DATA FOR PROCESSING:
● ● ● ●

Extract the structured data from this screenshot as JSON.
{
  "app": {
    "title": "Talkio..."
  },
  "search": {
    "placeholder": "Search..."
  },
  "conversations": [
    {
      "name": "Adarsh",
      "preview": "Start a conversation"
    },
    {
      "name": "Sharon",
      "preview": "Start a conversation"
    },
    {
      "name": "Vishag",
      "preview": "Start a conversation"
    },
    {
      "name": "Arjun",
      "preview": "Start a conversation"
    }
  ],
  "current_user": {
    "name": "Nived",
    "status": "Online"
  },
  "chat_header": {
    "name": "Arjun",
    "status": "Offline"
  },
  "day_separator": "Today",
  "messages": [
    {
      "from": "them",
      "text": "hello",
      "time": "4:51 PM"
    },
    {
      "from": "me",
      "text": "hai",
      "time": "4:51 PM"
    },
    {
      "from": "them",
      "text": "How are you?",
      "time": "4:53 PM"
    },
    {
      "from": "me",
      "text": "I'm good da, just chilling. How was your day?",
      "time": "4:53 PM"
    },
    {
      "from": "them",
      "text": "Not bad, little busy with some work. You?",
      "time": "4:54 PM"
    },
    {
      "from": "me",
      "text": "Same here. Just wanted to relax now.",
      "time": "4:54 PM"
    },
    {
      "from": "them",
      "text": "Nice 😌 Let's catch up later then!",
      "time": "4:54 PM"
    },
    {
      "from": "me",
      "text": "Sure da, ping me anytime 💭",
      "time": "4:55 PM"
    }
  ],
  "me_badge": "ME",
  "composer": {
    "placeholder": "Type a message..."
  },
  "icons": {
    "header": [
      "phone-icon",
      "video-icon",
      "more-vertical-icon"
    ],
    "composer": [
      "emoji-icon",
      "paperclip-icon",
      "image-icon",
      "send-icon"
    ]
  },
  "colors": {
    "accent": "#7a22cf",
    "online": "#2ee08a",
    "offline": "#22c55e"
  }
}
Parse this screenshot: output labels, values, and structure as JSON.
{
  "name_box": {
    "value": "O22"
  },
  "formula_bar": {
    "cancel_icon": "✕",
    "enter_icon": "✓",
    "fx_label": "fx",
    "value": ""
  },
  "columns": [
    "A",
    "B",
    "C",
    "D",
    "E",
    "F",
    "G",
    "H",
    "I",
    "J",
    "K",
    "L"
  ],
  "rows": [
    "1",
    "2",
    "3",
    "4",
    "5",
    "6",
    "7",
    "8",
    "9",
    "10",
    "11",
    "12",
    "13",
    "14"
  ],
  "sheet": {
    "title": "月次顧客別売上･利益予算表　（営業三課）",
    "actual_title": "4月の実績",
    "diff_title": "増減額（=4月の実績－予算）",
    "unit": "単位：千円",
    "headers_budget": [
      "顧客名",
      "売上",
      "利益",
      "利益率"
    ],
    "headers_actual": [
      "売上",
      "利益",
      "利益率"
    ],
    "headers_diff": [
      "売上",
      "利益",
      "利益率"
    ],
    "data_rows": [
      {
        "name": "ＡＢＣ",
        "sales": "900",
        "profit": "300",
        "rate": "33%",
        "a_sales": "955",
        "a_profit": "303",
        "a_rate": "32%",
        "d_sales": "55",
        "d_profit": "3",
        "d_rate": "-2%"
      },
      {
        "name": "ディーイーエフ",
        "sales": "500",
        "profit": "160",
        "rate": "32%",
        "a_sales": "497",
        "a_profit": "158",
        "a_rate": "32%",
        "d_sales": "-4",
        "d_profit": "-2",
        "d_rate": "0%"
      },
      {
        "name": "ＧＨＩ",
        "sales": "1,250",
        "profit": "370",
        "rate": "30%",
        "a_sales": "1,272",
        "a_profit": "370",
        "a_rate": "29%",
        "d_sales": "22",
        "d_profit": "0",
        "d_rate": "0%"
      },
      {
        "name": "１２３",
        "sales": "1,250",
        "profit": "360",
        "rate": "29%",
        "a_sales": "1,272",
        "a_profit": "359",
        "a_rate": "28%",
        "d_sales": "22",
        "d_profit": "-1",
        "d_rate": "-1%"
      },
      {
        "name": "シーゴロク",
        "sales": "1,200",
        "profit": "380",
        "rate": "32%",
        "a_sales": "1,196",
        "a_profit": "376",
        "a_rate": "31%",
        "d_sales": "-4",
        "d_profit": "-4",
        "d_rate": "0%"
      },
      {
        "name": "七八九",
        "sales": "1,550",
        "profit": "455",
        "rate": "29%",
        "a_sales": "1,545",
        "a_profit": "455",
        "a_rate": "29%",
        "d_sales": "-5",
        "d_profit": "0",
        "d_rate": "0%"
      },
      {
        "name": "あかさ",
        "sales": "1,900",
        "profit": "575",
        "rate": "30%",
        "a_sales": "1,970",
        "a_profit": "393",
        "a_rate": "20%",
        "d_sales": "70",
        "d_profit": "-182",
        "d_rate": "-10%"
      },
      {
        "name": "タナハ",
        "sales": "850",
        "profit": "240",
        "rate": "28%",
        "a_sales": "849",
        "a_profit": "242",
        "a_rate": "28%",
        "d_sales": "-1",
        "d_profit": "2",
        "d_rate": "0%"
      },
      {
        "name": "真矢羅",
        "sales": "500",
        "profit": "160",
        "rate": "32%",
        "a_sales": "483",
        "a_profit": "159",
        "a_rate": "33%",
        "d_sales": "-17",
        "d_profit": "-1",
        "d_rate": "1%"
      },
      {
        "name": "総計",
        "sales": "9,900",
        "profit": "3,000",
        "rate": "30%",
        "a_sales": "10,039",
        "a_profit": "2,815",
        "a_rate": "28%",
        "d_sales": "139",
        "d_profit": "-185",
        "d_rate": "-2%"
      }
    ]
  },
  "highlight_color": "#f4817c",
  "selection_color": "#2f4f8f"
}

● ● ● ●

AIM: Transcribe the data. Leave every line exactly as it is.

WRITTEN SOLUTION:
Extract the structured data from this screenshot as JSON.
{
  "app": {
    "title": "Talkio..."
  },
  "search": {
    "placeholder": "Search..."
  },
  "conversations": [
    {
      "name": "Adarsh",
      "preview": "Start a conversation"
    },
    {
      "name": "Sharon",
      "preview": "Start a conversation"
    },
    {
      "name": "Vishag",
      "preview": "Start a conversation"
    },
    {
      "name": "Arjun",
      "preview": "Start a conversation"
    }
  ],
  "current_user": {
    "name": "Nived",
    "status": "Online"
  },
  "chat_header": {
    "name": "Arjun",
    "status": "Offline"
  },
  "day_separator": "Today",
  "messages": [
    {
      "from": "them",
      "text": "hello",
      "time": "4:51 PM"
    },
    {
      "from": "me",
      "text": "hai",
      "time": "4:51 PM"
    },
    {
      "from": "them",
      "text": "How are you?",
      "time": "4:53 PM"
    },
    {
      "from": "me",
      "text": "I'm good da, just chilling. How was your day?",
      "time": "4:53 PM"
    },
    {
      "from": "them",
      "text": "Not bad, little busy with some work. You?",
      "time": "4:54 PM"
    },
    {
      "from": "me",
      "text": "Same here. Just wanted to relax now.",
      "time": "4:54 PM"
    },
    {
      "from": "them",
      "text": "Nice 😌 Let's catch up later then!",
      "time": "4:54 PM"
    },
    {
      "from": "me",
      "text": "Sure da, ping me anytime 💭",
      "time": "4:55 PM"
    }
  ],
  "me_badge": "ME",
  "composer": {
    "placeholder": "Type a message..."
  },
  "icons": {
    "header": [
      "phone-icon",
      "video-icon",
      "more-vertical-icon"
    ],
    "composer": [
      "emoji-icon",
      "paperclip-icon",
      "image-icon",
      "send-icon"
    ]
  },
  "colors": {
    "accent": "#7a22cf",
    "online": "#2ee08a",
    "offline": "#22c55e"
  }
}
Parse this screenshot: output labels, values, and structure as JSON.
{
  "name_box": {
    "value": "O22"
  },
  "formula_bar": {
    "cancel_icon": "✕",
    "enter_icon": "✓",
    "fx_label": "fx",
    "value": ""
  },
  "columns": [
    "A",
    "B",
    "C",
    "D",
    "E",
    "F",
    "G",
    "H",
    "I",
    "J",
    "K",
    "L"
  ],
  "rows": [
    "1",
    "2",
    "3",
    "4",
    "5",
    "6",
    "7",
    "8",
    "9",
    "10",
    "11",
    "12",
    "13",
    "14"
  ],
  "sheet": {
    "title": "月次顧客別売上･利益予算表　（営業三課）",
    "actual_title": "4月の実績",
    "diff_title": "増減額（=4月の実績－予算）",
    "unit": "単位：千円",
    "headers_budget": [
      "顧客名",
      "売上",
      "利益",
      "利益率"
    ],
    "headers_actual": [
      "売上",
      "利益",
      "利益率"
    ],
    "headers_diff": [
      "売上",
      "利益",
      "利益率"
    ],
    "data_rows": [
      {
        "name": "ＡＢＣ",
        "sales": "900",
        "profit": "300",
        "rate": "33%",
        "a_sales": "955",
        "a_profit": "303",
        "a_rate": "32%",
        "d_sales": "55",
        "d_profit": "3",
        "d_rate": "-2%"
      },
      {
        "name": "ディーイーエフ",
        "sales": "500",
        "profit": "160",
        "rate": "32%",
        "a_sales": "497",
        "a_profit": "158",
        "a_rate": "32%",
        "d_sales": "-4",
        "d_profit": "-2",
        "d_rate": "0%"
      },
      {
        "name": "ＧＨＩ",
        "sales": "1,250",
        "profit": "370",
        "rate": "30%",
        "a_sales": "1,272",
        "a_profit": "370",
        "a_rate": "29%",
        "d_sales": "22",
        "d_profit": "0",
        "d_rate": "0%"
      },
      {
        "name": "１２３",
        "sales": "1,250",
        "profit": "360",
        "rate": "29%",
        "a_sales": "1,272",
        "a_profit": "359",
        "a_rate": "28%",
        "d_sales": "22",
        "d_profit": "-1",
        "d_rate": "-1%"
      },
      {
        "name": "シーゴロク",
        "sales": "1,200",
        "profit": "380",
        "rate": "32%",
        "a_sales": "1,196",
        "a_profit": "376",
        "a_rate": "31%",
        "d_sales": "-4",
        "d_profit": "-4",
        "d_rate": "0%"
      },
      {
        "name": "七八九",
        "sales": "1,550",
        "profit": "455",
        "rate": "29%",
        "a_sales": "1,545",
        "a_profit": "455",
        "a_rate": "29%",
        "d_sales": "-5",
        "d_profit": "0",
        "d_rate": "0%"
      },
      {
        "name": "あかさ",
        "sales": "1,900",
        "profit": "575",
        "rate": "30%",
        "a_sales": "1,970",
        "a_profit": "393",
        "a_rate": "20%",
        "d_sales": "70",
        "d_profit": "-182",
        "d_rate": "-10%"
      },
      {
        "name": "タナハ",
        "sales": "850",
        "profit": "240",
        "rate": "28%",
        "a_sales": "849",
        "a_profit": "242",
        "a_rate": "28%",
        "d_sales": "-1",
        "d_profit": "2",
        "d_rate": "0%"
      },
      {
        "name": "真矢羅",
        "sales": "500",
        "profit": "160",
        "rate": "32%",
        "a_sales": "483",
        "a_profit": "159",
        "a_rate": "33%",
        "d_sales": "-17",
        "d_profit": "-1",
        "d_rate": "1%"
      },
      {
        "name": "総計",
        "sales": "9,900",
        "profit": "3,000",
        "rate": "30%",
        "a_sales": "10,039",
        "a_profit": "2,815",
        "a_rate": "28%",
        "d_sales": "139",
        "d_profit": "-185",
        "d_rate": "-2%"
      }
    ]
  },
  "highlight_color": "#f4817c",
  "selection_color": "#2f4f8f"
}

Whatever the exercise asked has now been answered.